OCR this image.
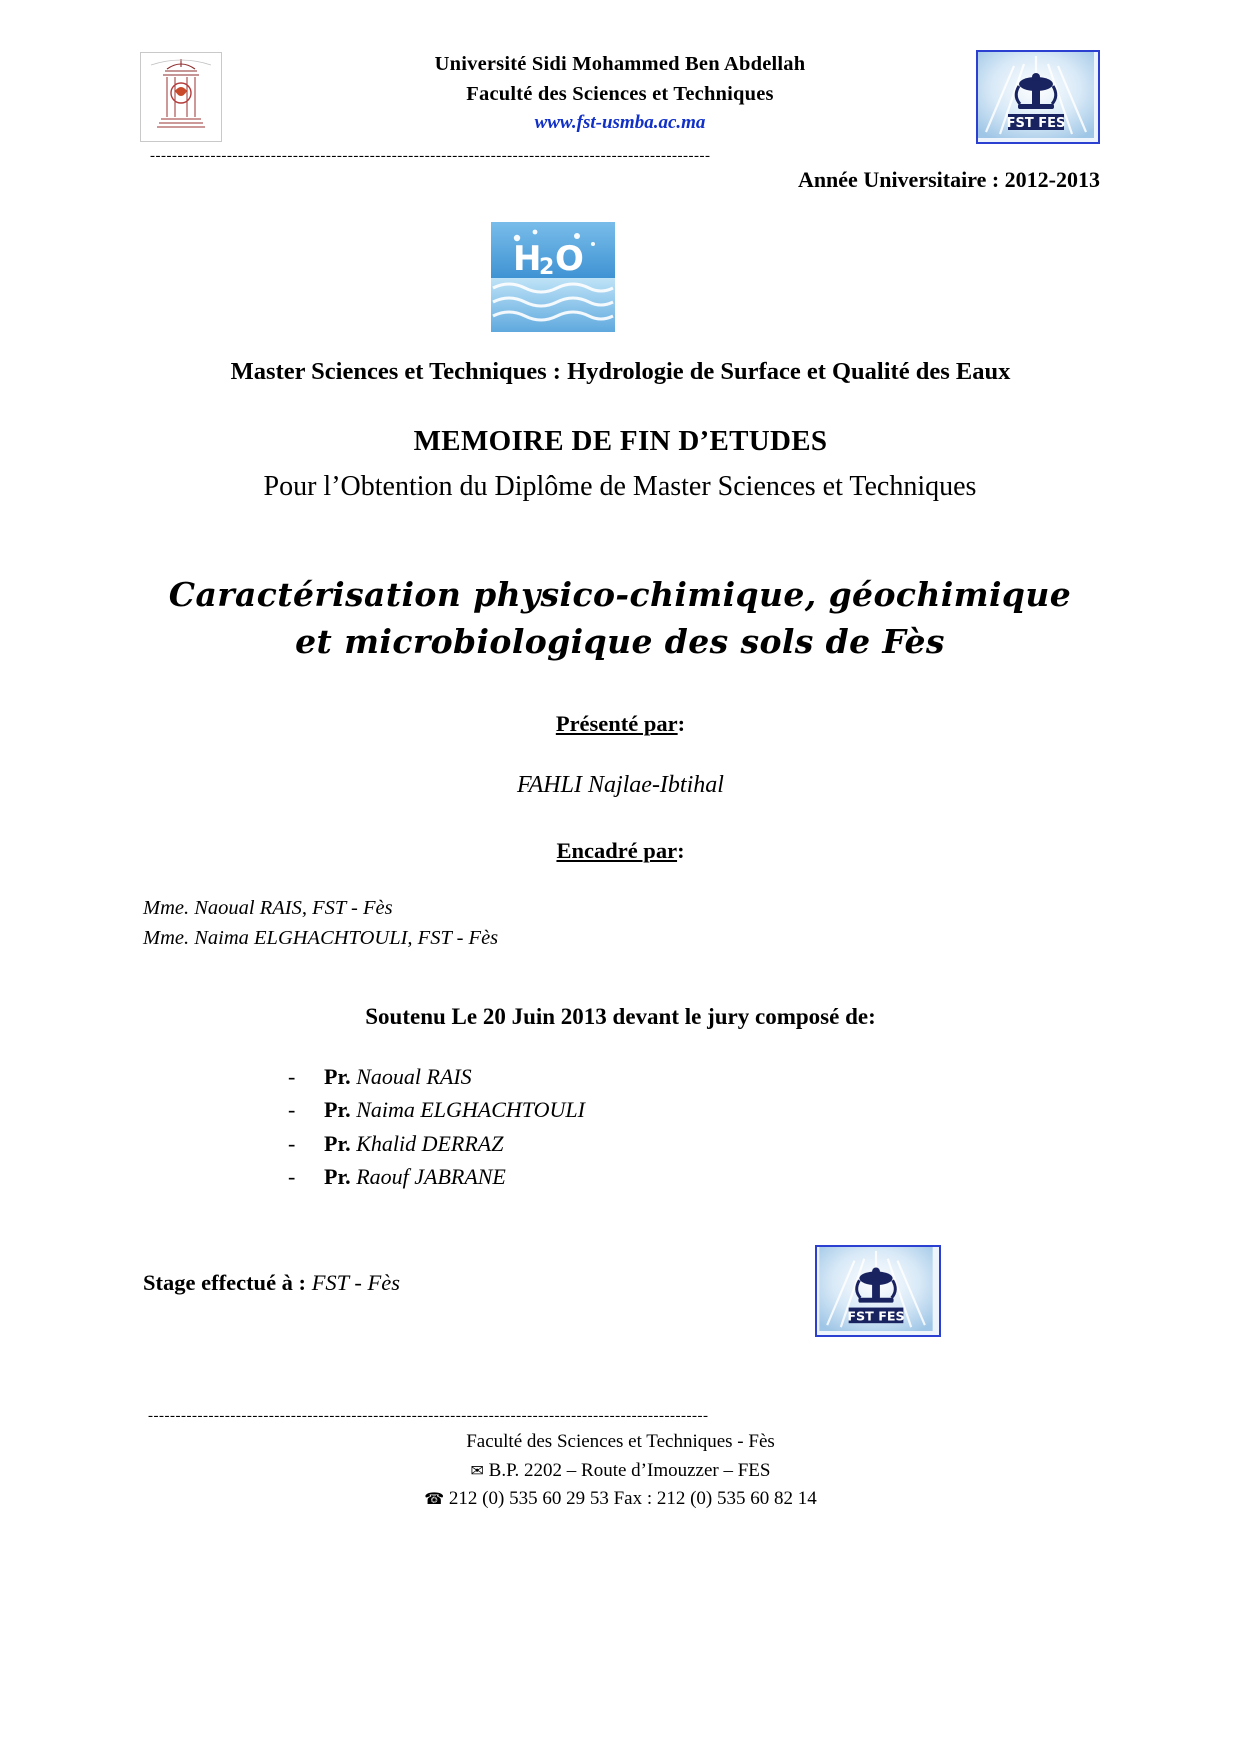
Université Sidi Mohammed Ben Abdellah
Faculté des Sciences et Techniques
www.fst-usmba.ac.ma	FST FES
------------------------------------------------------------------------------------------------------
Année Universitaire : 2012-2013
H
2 O
Master Sciences et Techniques : Hydrologie de Surface et Qualité des Eaux
MEMOIRE DE FIN D’ETUDES
Pour l’Obtention du Diplôme de Master Sciences et Techniques
Caractérisation physico-chimique, géochimique
et microbiologique des sols de Fès
Présenté par:
FAHLI Najlae-Ibtihal
Encadré par:
Mme. Naoual RAIS, FST - Fès
Mme. Naima ELGHACHTOULI, FST - Fès
Soutenu Le 20 Juin 2013 devant le jury composé de:
- Pr. Naoual RAIS
- Pr. Naima ELGHACHTOULI
- Pr. Khalid DERRAZ
- Pr. Raouf JABRANE
Stage effectué à : FST - Fès
FST FES
------------------------------------------------------------------------------------------------------
Faculté des Sciences et Techniques - Fès
✉ B.P. 2202 – Route d’Imouzzer – FES
☎ 212 (0) 535 60 29 53 Fax : 212 (0) 535 60 82 14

WHAT YOU HAVE TO DO
Set down the lines of the records above exactly, apart from the pictures.

COMPLETED EXERCISE
OCR this image.
Université Sidi Mohammed Ben Abdellah
Faculté des Sciences et Techniques
www.fst-usmba.ac.ma	FST FES
------------------------------------------------------------------------------------------------------
Année Universitaire : 2012-2013
H
2 O
Master Sciences et Techniques : Hydrologie de Surface et Qualité des Eaux
MEMOIRE DE FIN D’ETUDES
Pour l’Obtention du Diplôme de Master Sciences et Techniques
Caractérisation physico-chimique, géochimique
et microbiologique des sols de Fès
Présenté par:
FAHLI Najlae-Ibtihal
Encadré par:
Mme. Naoual RAIS, FST - Fès
Mme. Naima ELGHACHTOULI, FST - Fès
Soutenu Le 20 Juin 2013 devant le jury composé de:
- Pr. Naoual RAIS
- Pr. Naima ELGHACHTOULI
- Pr. Khalid DERRAZ
- Pr. Raouf JABRANE
Stage effectué à : FST - Fès
FST FES
------------------------------------------------------------------------------------------------------
Faculté des Sciences et Techniques - Fès
✉ B.P. 2202 – Route d’Imouzzer – FES
☎ 212 (0) 535 60 29 53 Fax : 212 (0) 535 60 82 14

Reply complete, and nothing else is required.